- [Фрагмент источника]:
┏━━
"Фауст" (1926) Фридриха Вильгельма Мурнау
Легко понятная робость охватила меня, когда я подумал, что избрал для моего балета сюжет, уже обработанный нашим великим Гёте, и при том в его величайшем произведении. Но если достаточно опасно, пользуясь даже одинаковыми изобразительными средствами, соперничать с таким поэтом, то насколько рискованнее и опаснее подобный замысел, когда собираешься выступить на арену с неравным оружием! В самом деле, для выражения своих мыслей Вольфганг Гёте имел в своем распоряжении весь арсенал словесного искусства…Я пишу всего только тощее либретто, где могу лишь совсем кратко наметить, как должны действовать и двигаться на сцене танцоры и танцовщицы…[33]
Из письма Генриха Гейне о его балете "Доктор Фауст"
Начало этого фильма знаменует собой апофеоз, которого достигло использование светотени в немецком кинематографе. Хаотичные клубы пара в первых кадрах фильма, рождающийся из тумана свет, лучи, пронизывающие воздух, оглушительная оптическая фуга, эхом гремящая по всему небосводу — от всего этого буквально захватывает дух.
Светящаяся фигура архангела, от одного вида которой рассудок приходит в смятение, противостоит демону, чьи очертания хотя и кажутся сотканными из ночной мглы, но вместе с тем приобретают монументальную объемность. Яннингс в роли демона наконец-то отказывается от всех своих натуралистических штучек, выглядит сдержанным и абсолютно естественным (Впрочем, едва спустившись на землю, Яннингс в облике испанского кавалера снова растворяется в натуралистических деталях и начинает играть с расчетом на внешний эффект.)
Ни одному режиссеру, в том числе и Лангу, не удавалось так убедительно изобразить сверхъестественные явления в павильонных декорациях. Порой сложно понять, что мы видим перед собой: все еще плащ демона, окутывающий своими бесконечными фалдами весь город, или гигантское облако? Сможет ли сатанинская мгла поглотить божественный свет? Где границы этих величественных видений?
В кабинете Фауста мы видим тот же туманный, струящийся свет, что и в первых кадрах, где все дымится и курится. Здесь тоже нет ни одного случайного контраста, нет слишком резких контуров или искусственно разорванных теней. Формы, словно сверкающие цветы, вырастают из темноты. И даже если Мурнау дает смутную аллюзию на рембрандтовскую гравюру "Фауст", он особым образом переводит это настроение на язык кино. В струящейся светлой дымке возникают контуры, и кажется, что вибрирующим эхом разносятся аккорды, словно кто-то нажимает на невидимую педаль. Вот, подобно исполину, старый Фауст стоит в аудитории в полукруге своих учеников. И снова мы видим струящийся свет и туман. Здесь одна масса уравновешивает другую, один валёр оттеняет другой. Формы меняются, стираются; борода, сталкиваясь с лучами света, превращается в светящуюся пену; пузатые бока реторт мягко отражают свет.
┗━━
- [Задания]:
1. Верните без изменений фрагмент текста о «Фаусте» Мурнау, начиная со слов «Светящаяся фигура архангела, от» и заканчивая словами «на внешний эффект.)».
2. Перечислите всё, что в тексте о «Фаусте» Мурнау названо при описании начала фильма как то, от чего «буквально захватывает дух».

- [Выдержки из данных]:
┏━━
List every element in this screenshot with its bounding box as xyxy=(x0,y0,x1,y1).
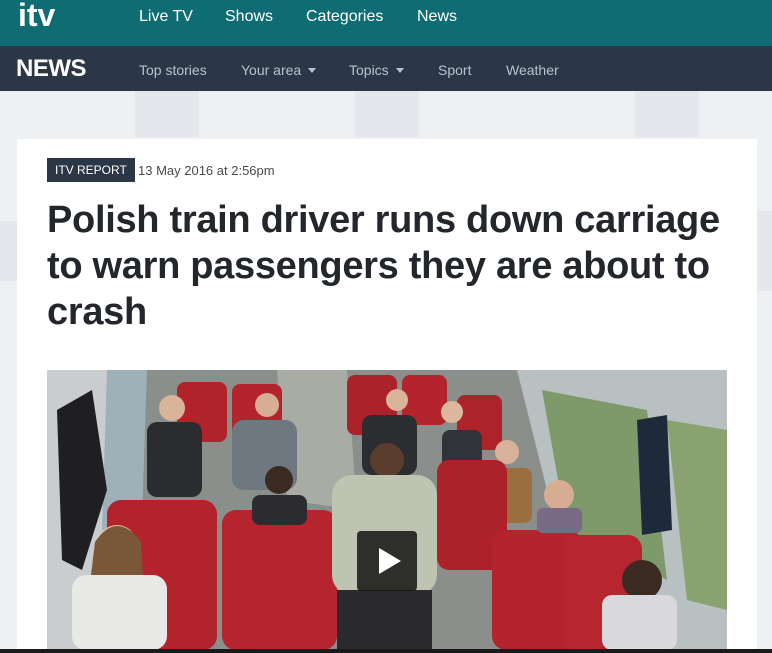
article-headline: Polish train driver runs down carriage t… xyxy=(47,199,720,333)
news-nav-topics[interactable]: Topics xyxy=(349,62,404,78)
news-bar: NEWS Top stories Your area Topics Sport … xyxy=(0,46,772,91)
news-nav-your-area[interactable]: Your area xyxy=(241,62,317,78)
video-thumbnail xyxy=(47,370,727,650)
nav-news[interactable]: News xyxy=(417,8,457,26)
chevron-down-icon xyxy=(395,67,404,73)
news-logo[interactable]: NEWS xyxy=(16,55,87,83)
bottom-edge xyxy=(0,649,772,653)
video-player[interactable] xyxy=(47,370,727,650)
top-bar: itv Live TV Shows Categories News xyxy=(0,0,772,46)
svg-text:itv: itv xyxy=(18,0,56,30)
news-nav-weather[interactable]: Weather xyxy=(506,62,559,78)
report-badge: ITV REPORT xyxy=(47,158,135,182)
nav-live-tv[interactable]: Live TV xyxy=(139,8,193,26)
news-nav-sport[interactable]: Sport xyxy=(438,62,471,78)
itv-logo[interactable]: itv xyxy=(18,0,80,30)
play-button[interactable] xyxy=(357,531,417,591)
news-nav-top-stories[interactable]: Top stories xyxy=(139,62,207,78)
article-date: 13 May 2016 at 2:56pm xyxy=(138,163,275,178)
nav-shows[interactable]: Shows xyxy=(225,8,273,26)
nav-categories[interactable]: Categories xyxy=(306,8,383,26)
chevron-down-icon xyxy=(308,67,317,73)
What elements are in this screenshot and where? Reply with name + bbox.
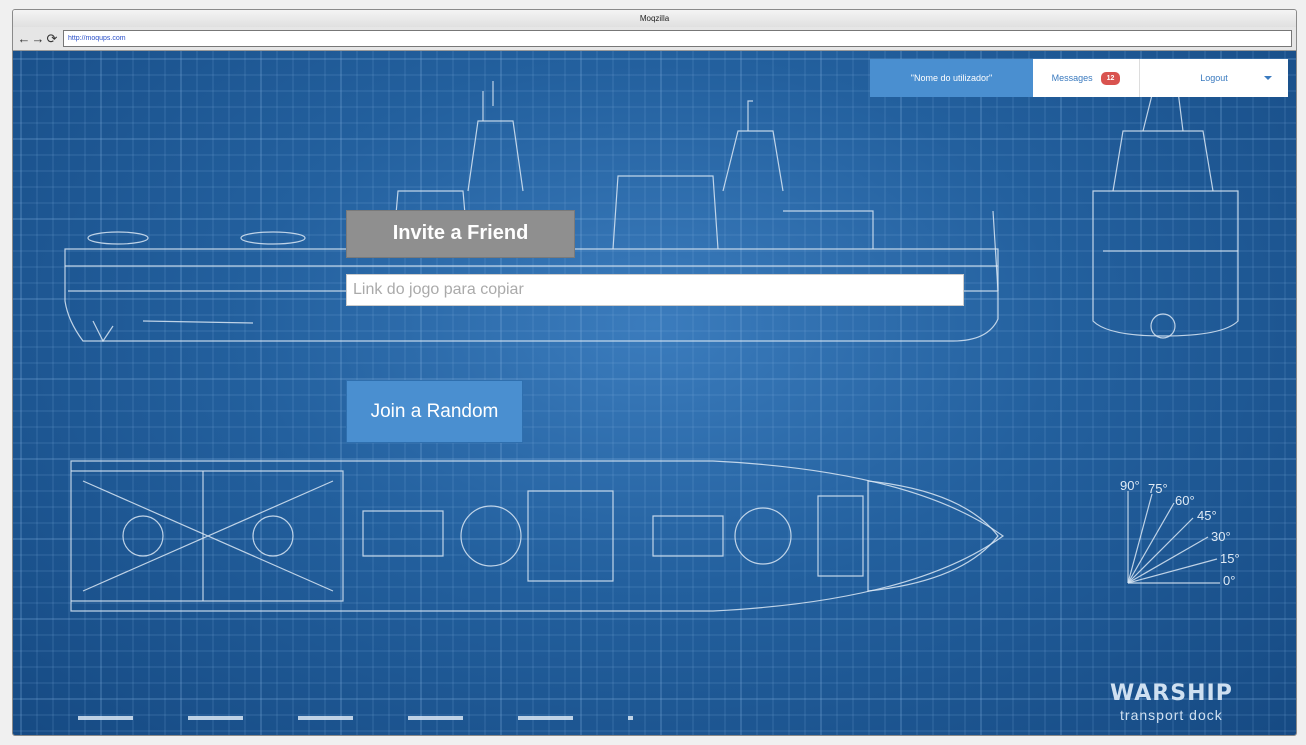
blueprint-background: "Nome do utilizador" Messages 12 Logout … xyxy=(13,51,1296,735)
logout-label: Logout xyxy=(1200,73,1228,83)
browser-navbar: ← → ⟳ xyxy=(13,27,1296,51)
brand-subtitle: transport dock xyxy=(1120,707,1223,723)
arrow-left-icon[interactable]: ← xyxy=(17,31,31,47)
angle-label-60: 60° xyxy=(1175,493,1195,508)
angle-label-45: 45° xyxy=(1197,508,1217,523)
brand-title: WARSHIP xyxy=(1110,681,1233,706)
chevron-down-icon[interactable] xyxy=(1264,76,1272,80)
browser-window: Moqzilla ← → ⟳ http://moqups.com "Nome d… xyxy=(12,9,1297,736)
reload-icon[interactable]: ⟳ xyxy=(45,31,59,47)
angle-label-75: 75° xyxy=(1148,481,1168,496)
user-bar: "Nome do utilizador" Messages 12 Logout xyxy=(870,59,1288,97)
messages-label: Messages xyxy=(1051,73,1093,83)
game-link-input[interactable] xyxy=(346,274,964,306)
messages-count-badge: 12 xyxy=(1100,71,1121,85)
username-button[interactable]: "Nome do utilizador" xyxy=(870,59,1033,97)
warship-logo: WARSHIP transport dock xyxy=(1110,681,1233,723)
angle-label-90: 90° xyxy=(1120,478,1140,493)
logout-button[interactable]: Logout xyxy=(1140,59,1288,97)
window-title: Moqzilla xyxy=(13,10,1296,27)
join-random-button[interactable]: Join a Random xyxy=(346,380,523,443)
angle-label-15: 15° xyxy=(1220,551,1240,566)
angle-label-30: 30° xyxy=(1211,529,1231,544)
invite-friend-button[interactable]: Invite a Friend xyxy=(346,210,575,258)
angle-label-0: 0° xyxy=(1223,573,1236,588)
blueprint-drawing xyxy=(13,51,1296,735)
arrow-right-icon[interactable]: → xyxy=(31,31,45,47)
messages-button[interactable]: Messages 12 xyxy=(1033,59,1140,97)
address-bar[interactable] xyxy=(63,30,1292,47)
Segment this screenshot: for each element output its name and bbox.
┗━━
- [Ответы]:
1.
Светящаяся фигура архангела, от одного вида которой рассудок приходит в смятение, противостоит демону, чьи очертания хотя и кажутся сотканными из ночной мглы, но вместе с тем приобретают монументальную объемность. Яннингс в роли демона наконец-то отказывается от всех своих натуралистических штучек, выглядит сдержанным и абсолютно естественным (Впрочем, едва спустившись на землю, Яннингс в облике испанского кавалера снова растворяется в натуралистических деталях и начинает играть с расчетом на внешний эффект.)

2.
- хаотичные клубы пара в первых кадрах фильма
- рождающийся из тумана свет
- лучи, пронизывающие воздух
- оглушительная оптическая фуга, эхом гремящая по всему небосводу